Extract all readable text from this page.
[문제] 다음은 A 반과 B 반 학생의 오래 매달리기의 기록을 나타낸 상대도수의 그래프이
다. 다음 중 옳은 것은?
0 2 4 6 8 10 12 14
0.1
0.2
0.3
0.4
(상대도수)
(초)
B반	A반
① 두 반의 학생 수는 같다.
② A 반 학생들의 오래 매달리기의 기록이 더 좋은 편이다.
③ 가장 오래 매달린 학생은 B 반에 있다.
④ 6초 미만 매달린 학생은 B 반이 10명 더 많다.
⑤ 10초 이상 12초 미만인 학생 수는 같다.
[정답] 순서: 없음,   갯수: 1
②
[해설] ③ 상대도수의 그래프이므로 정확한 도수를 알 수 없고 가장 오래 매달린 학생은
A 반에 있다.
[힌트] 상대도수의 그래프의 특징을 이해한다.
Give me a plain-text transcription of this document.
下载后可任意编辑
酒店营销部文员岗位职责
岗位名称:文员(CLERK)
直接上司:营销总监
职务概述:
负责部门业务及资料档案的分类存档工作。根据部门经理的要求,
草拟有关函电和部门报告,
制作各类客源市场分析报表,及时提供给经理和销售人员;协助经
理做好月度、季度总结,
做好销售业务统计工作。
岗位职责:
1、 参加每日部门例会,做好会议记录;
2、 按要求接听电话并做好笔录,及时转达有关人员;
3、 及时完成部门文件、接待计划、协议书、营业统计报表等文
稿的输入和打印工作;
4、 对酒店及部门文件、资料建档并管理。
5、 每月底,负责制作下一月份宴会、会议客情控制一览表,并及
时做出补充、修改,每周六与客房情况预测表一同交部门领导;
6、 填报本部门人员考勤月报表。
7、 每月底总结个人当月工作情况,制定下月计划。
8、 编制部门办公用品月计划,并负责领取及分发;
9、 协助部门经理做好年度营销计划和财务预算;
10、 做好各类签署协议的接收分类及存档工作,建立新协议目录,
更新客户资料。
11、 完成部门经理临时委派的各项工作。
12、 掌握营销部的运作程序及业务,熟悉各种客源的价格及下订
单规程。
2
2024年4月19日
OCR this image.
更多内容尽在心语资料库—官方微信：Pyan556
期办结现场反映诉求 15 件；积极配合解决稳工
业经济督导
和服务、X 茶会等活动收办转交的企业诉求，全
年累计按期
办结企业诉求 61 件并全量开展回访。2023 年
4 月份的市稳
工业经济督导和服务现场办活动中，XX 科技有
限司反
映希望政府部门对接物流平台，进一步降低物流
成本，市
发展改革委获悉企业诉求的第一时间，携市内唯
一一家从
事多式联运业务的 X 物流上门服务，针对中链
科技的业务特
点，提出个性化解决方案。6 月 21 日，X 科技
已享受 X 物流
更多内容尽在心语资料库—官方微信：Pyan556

....

* _What the task asks_:
Retype the material in full, character for character.

* _Response_:
Extract all readable text from this page.
[문제] 다음은 A 반과 B 반 학생의 오래 매달리기의 기록을 나타낸 상대도수의 그래프이
다. 다음 중 옳은 것은?
0 2 4 6 8 10 12 14
0.1
0.2
0.3
0.4
(상대도수)
(초)
B반	A반
① 두 반의 학생 수는 같다.
② A 반 학생들의 오래 매달리기의 기록이 더 좋은 편이다.
③ 가장 오래 매달린 학생은 B 반에 있다.
④ 6초 미만 매달린 학생은 B 반이 10명 더 많다.
⑤ 10초 이상 12초 미만인 학생 수는 같다.
[정답] 순서: 없음,   갯수: 1
②
[해설] ③ 상대도수의 그래프이므로 정확한 도수를 알 수 없고 가장 오래 매달린 학생은
A 반에 있다.
[힌트] 상대도수의 그래프의 특징을 이해한다.
Give me a plain-text transcription of this document.
下载后可任意编辑
酒店营销部文员岗位职责
岗位名称:文员(CLERK)
直接上司:营销总监
职务概述:
负责部门业务及资料档案的分类存档工作。根据部门经理的要求,
草拟有关函电和部门报告,
制作各类客源市场分析报表,及时提供给经理和销售人员;协助经
理做好月度、季度总结,
做好销售业务统计工作。
岗位职责:
1、 参加每日部门例会,做好会议记录;
2、 按要求接听电话并做好笔录,及时转达有关人员;
3、 及时完成部门文件、接待计划、协议书、营业统计报表等文
稿的输入和打印工作;
4、 对酒店及部门文件、资料建档并管理。
5、 每月底,负责制作下一月份宴会、会议客情控制一览表,并及
时做出补充、修改,每周六与客房情况预测表一同交部门领导;
6、 填报本部门人员考勤月报表。
7、 每月底总结个人当月工作情况,制定下月计划。
8、 编制部门办公用品月计划,并负责领取及分发;
9、 协助部门经理做好年度营销计划和财务预算;
10、 做好各类签署协议的接收分类及存档工作,建立新协议目录,
更新客户资料。
11、 完成部门经理临时委派的各项工作。
12、 掌握营销部的运作程序及业务,熟悉各种客源的价格及下订
单规程。
2
2024年4月19日
OCR this image.
更多内容尽在心语资料库—官方微信：Pyan556
期办结现场反映诉求 15 件；积极配合解决稳工
业经济督导
和服务、X 茶会等活动收办转交的企业诉求，全
年累计按期
办结企业诉求 61 件并全量开展回访。2023 年
4 月份的市稳
工业经济督导和服务现场办活动中，XX 科技有
限司反
映希望政府部门对接物流平台，进一步降低物流
成本，市
发展改革委获悉企业诉求的第一时间，携市内唯
一一家从
事多式联运业务的 X 物流上门服务，针对中链
科技的业务特
点，提出个性化解决方案。6 月 21 日，X 科技
已享受 X 物流
更多内容尽在心语资料库—官方微信：Pyan556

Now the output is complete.